### Problem to work on
Return the full listing exactly as it is written.
BEGIN Entries supplied
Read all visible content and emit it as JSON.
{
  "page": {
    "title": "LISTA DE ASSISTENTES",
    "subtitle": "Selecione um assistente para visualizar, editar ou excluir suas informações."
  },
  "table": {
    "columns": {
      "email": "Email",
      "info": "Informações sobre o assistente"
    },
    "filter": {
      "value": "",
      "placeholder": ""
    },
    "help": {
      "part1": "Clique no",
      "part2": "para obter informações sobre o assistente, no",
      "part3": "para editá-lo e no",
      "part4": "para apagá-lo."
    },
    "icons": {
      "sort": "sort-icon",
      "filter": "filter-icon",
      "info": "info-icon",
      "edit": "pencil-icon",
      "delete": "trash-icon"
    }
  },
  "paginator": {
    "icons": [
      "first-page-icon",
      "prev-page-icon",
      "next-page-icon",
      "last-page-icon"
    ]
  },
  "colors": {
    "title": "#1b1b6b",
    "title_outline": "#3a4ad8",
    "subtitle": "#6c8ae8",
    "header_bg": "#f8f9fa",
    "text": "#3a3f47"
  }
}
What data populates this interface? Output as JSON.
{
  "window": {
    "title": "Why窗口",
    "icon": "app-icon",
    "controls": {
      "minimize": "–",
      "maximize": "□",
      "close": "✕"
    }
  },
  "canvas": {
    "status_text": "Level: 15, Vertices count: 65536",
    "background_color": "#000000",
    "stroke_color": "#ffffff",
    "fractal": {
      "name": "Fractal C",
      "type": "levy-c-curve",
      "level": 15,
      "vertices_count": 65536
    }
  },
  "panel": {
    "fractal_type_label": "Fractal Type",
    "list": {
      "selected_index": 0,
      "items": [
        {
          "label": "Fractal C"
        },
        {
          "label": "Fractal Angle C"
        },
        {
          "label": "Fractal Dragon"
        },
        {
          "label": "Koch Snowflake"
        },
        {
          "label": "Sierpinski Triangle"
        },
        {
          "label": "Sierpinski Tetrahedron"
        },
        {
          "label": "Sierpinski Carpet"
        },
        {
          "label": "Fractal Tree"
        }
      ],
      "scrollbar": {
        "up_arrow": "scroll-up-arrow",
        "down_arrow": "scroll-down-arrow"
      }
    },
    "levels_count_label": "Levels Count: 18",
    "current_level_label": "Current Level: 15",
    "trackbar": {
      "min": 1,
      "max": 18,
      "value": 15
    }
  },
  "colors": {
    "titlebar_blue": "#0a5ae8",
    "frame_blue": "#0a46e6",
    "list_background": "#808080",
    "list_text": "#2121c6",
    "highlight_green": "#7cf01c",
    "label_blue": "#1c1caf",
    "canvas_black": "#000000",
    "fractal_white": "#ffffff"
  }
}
END Entries supplied
### Solution to this problem
Read all visible content and emit it as JSON.
{
  "page": {
    "title": "LISTA DE ASSISTENTES",
    "subtitle": "Selecione um assistente para visualizar, editar ou excluir suas informações."
  },
  "table": {
    "columns": {
      "email": "Email",
      "info": "Informações sobre o assistente"
    },
    "filter": {
      "value": "",
      "placeholder": ""
    },
    "help": {
      "part1": "Clique no",
      "part2": "para obter informações sobre o assistente, no",
      "part3": "para editá-lo e no",
      "part4": "para apagá-lo."
    },
    "icons": {
      "sort": "sort-icon",
      "filter": "filter-icon",
      "info": "info-icon",
      "edit": "pencil-icon",
      "delete": "trash-icon"
    }
  },
  "paginator": {
    "icons": [
      "first-page-icon",
      "prev-page-icon",
      "next-page-icon",
      "last-page-icon"
    ]
  },
  "colors": {
    "title": "#1b1b6b",
    "title_outline": "#3a4ad8",
    "subtitle": "#6c8ae8",
    "header_bg": "#f8f9fa",
    "text": "#3a3f47"
  }
}
What data populates this interface? Output as JSON.
{
  "window": {
    "title": "Why窗口",
    "icon": "app-icon",
    "controls": {
      "minimize": "–",
      "maximize": "□",
      "close": "✕"
    }
  },
  "canvas": {
    "status_text": "Level: 15, Vertices count: 65536",
    "background_color": "#000000",
    "stroke_color": "#ffffff",
    "fractal": {
      "name": "Fractal C",
      "type": "levy-c-curve",
      "level": 15,
      "vertices_count": 65536
    }
  },
  "panel": {
    "fractal_type_label": "Fractal Type",
    "list": {
      "selected_index": 0,
      "items": [
        {
          "label": "Fractal C"
        },
        {
          "label": "Fractal Angle C"
        },
        {
          "label": "Fractal Dragon"
        },
        {
          "label": "Koch Snowflake"
        },
        {
          "label": "Sierpinski Triangle"
        },
        {
          "label": "Sierpinski Tetrahedron"
        },
        {
          "label": "Sierpinski Carpet"
        },
        {
          "label": "Fractal Tree"
        }
      ],
      "scrollbar": {
        "up_arrow": "scroll-up-arrow",
        "down_arrow": "scroll-down-arrow"
      }
    },
    "levels_count_label": "Levels Count: 18",
    "current_level_label": "Current Level: 15",
    "trackbar": {
      "min": 1,
      "max": 18,
      "value": 15
    }
  },
  "colors": {
    "titlebar_blue": "#0a5ae8",
    "frame_blue": "#0a46e6",
    "list_background": "#808080",
    "list_text": "#2121c6",
    "highlight_green": "#7cf01c",
    "label_blue": "#1c1caf",
    "canvas_black": "#000000",
    "fractal_white": "#ffffff"
  }
}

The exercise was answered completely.